- Exercise
Extract, from the listing that follows, each line containing the word "References".
--- begin Extracted entries ---
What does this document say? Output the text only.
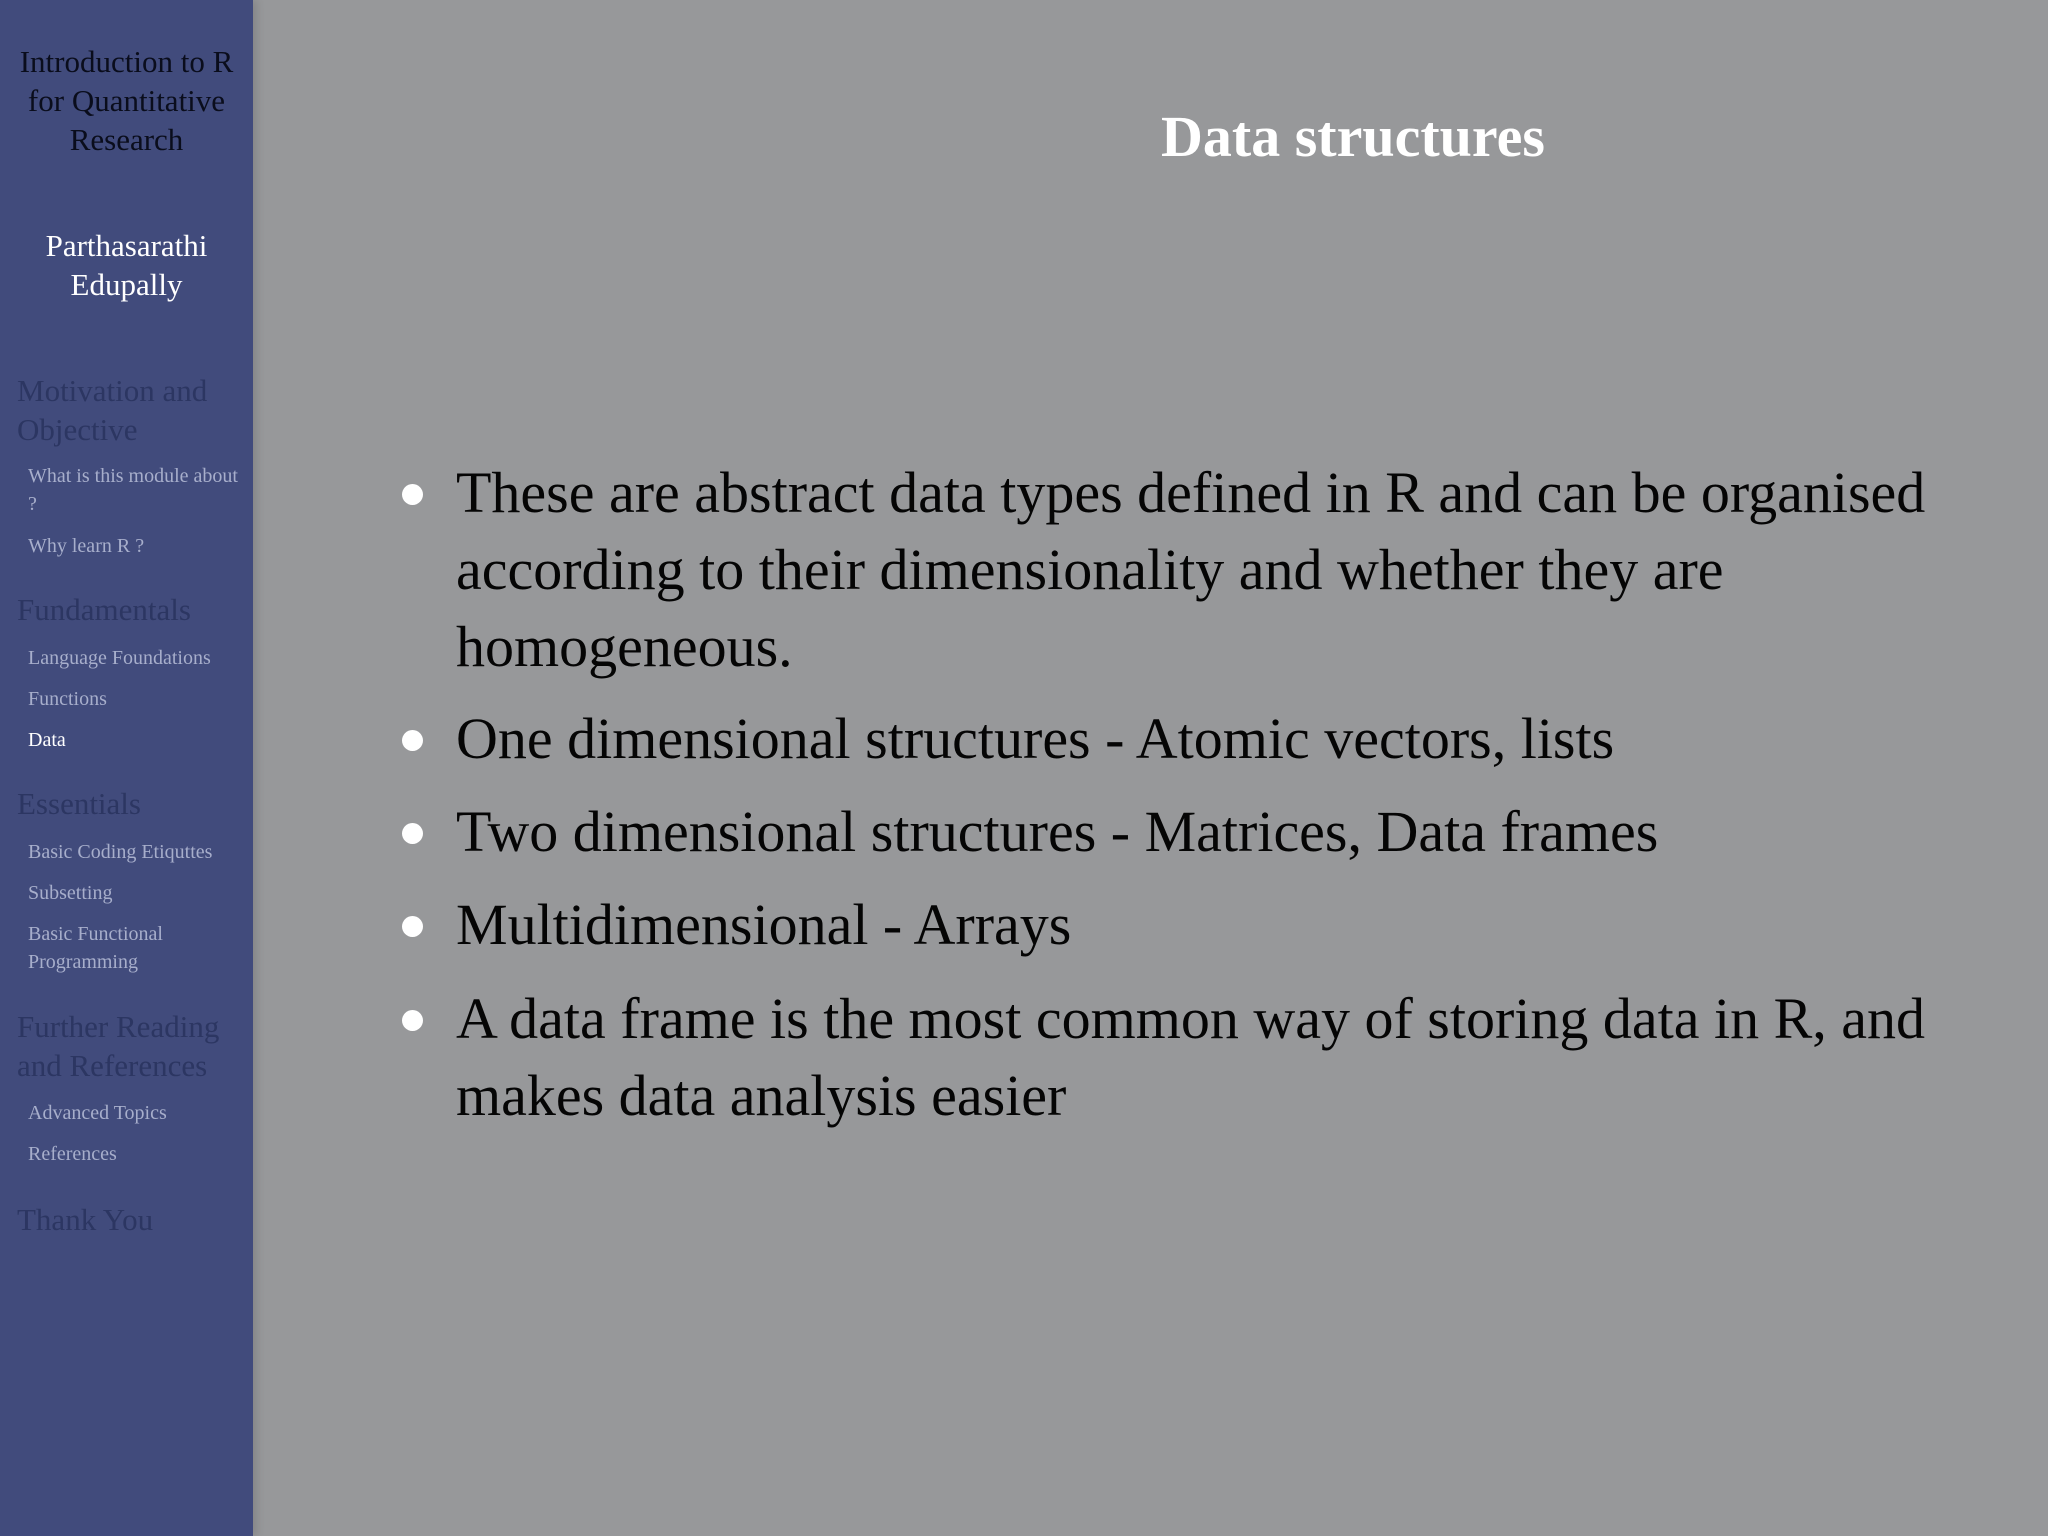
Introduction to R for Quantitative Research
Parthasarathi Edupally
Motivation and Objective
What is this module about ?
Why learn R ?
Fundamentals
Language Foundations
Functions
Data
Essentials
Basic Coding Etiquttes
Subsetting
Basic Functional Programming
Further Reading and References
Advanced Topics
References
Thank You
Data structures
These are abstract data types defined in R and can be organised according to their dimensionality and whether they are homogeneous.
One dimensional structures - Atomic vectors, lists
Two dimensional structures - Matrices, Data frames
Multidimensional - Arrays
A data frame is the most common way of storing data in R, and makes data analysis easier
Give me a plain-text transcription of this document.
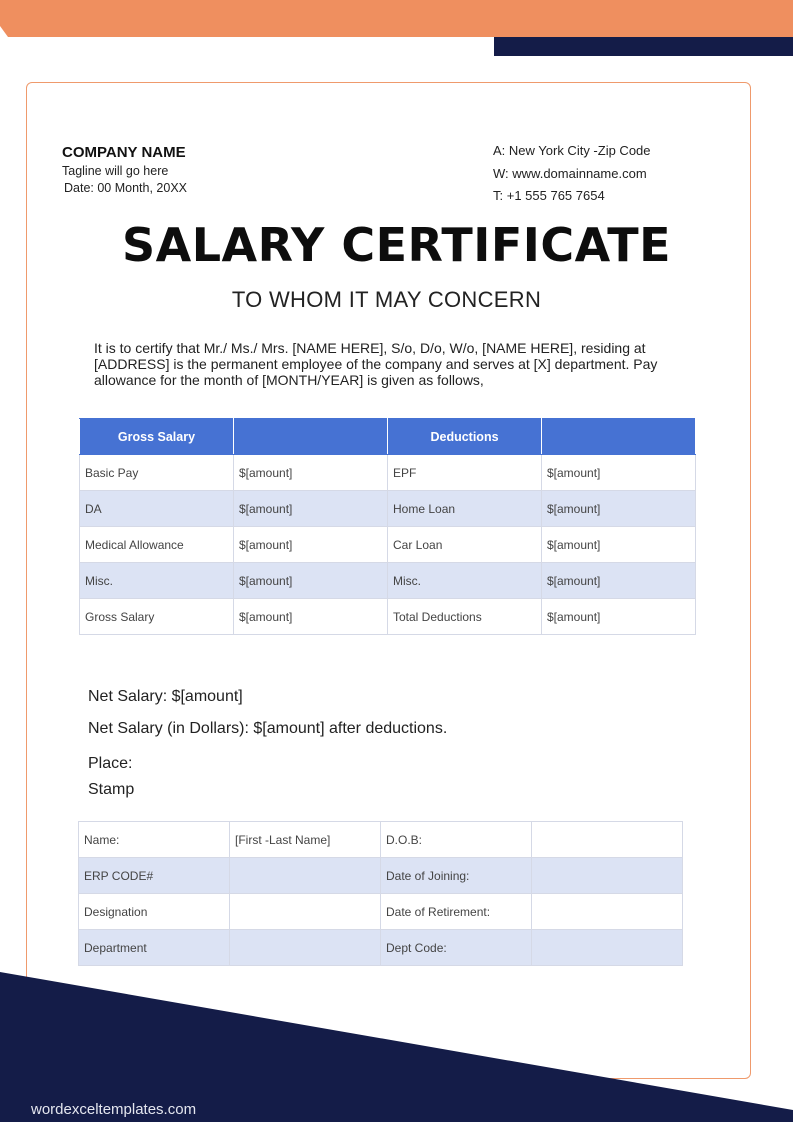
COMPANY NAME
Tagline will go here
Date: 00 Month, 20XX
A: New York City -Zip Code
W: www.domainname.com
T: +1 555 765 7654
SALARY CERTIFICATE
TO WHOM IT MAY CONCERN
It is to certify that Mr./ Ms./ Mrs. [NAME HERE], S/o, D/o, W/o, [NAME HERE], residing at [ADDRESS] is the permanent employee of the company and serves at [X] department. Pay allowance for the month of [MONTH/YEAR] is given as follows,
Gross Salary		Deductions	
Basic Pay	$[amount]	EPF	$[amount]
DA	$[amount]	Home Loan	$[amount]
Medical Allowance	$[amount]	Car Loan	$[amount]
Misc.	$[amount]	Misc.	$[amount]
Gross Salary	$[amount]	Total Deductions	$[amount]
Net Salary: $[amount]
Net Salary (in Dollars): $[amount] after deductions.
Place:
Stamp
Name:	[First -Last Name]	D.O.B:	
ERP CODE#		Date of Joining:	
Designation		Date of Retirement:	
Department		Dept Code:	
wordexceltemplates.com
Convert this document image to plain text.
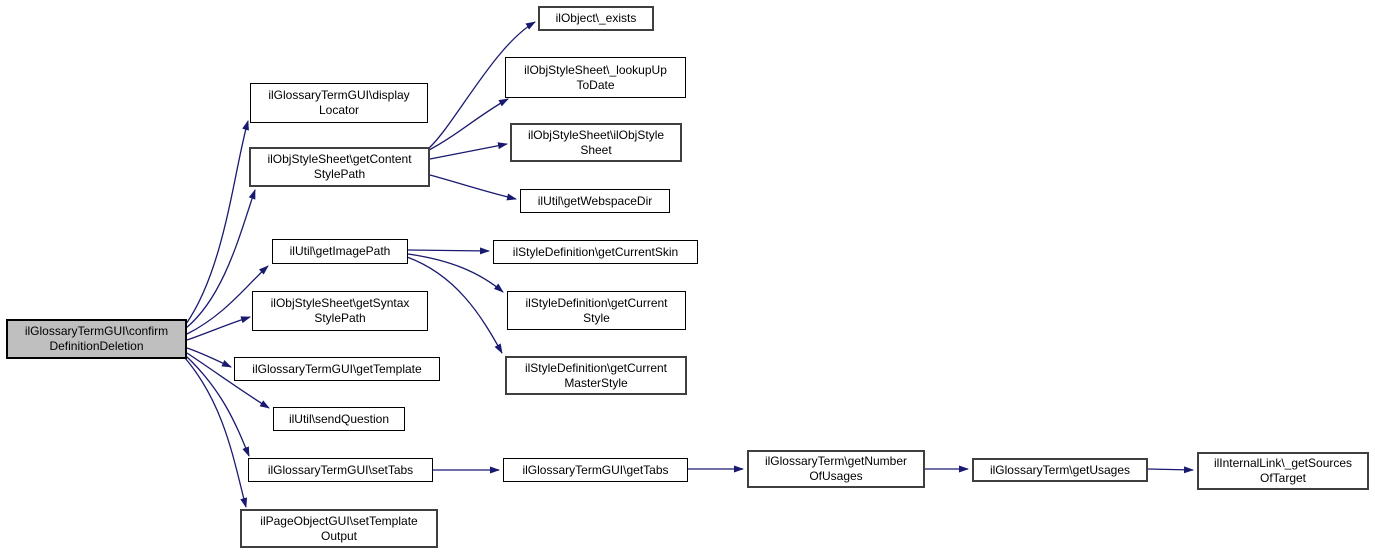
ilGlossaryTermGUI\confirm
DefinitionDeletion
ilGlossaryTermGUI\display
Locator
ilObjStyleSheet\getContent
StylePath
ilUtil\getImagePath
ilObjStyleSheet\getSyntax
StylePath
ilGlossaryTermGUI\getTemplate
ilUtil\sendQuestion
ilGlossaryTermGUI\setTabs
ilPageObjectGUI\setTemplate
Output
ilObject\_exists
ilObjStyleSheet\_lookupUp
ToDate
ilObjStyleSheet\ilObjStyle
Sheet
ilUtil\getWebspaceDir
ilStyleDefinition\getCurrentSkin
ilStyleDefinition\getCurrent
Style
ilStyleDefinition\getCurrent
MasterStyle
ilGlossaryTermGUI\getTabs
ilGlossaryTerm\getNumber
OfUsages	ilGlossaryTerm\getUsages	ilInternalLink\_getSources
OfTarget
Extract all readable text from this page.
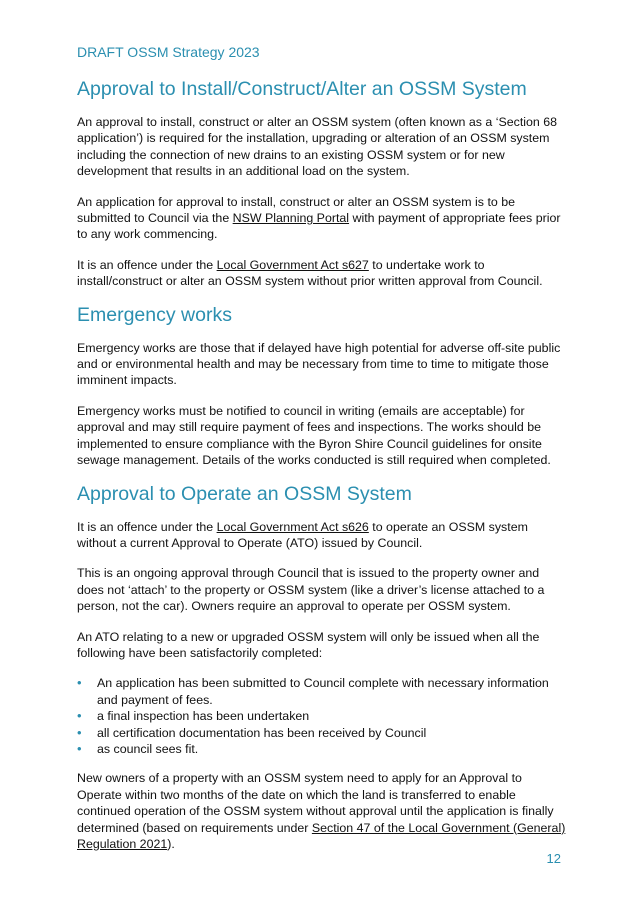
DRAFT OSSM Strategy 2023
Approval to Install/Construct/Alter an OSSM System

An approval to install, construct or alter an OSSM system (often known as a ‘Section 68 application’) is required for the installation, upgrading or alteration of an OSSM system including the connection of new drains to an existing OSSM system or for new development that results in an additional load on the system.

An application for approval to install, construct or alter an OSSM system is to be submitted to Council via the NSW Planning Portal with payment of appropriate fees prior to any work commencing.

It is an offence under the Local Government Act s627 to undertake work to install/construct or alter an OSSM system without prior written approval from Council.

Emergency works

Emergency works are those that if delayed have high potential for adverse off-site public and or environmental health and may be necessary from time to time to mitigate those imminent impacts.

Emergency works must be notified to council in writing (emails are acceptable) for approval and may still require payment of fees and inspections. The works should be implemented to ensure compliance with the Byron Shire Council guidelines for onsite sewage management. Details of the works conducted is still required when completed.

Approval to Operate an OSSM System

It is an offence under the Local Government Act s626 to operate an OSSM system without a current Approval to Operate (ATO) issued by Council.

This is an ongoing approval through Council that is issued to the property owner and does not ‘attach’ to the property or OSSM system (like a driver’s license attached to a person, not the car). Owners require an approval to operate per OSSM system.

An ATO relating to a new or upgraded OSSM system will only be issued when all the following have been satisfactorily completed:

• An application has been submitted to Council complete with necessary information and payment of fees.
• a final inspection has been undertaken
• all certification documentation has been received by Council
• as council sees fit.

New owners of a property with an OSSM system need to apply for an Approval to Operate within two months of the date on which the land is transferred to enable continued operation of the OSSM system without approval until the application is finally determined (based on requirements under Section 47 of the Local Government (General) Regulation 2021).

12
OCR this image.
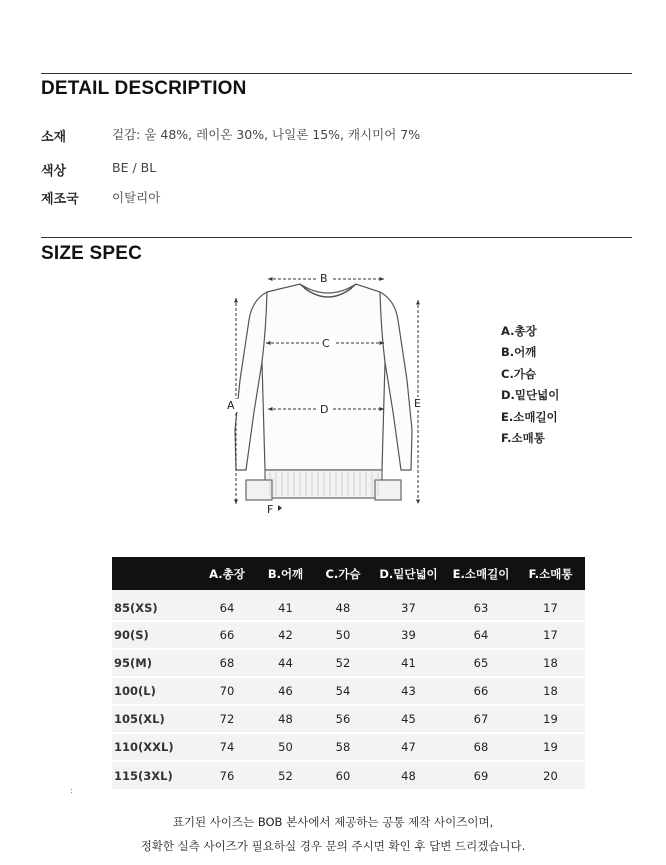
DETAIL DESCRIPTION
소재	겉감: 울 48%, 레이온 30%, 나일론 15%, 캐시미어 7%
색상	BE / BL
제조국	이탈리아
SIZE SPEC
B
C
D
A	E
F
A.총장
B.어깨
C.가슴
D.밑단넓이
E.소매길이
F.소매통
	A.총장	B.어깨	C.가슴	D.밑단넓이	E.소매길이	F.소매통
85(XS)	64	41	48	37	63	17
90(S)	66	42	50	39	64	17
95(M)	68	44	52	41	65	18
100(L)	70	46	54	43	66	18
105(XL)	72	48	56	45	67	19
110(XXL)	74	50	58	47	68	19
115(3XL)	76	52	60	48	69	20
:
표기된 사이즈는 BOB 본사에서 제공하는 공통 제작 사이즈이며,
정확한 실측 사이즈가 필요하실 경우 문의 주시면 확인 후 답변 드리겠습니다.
--- end Extracted entries ---
- Problem solution
Further Reading and References
References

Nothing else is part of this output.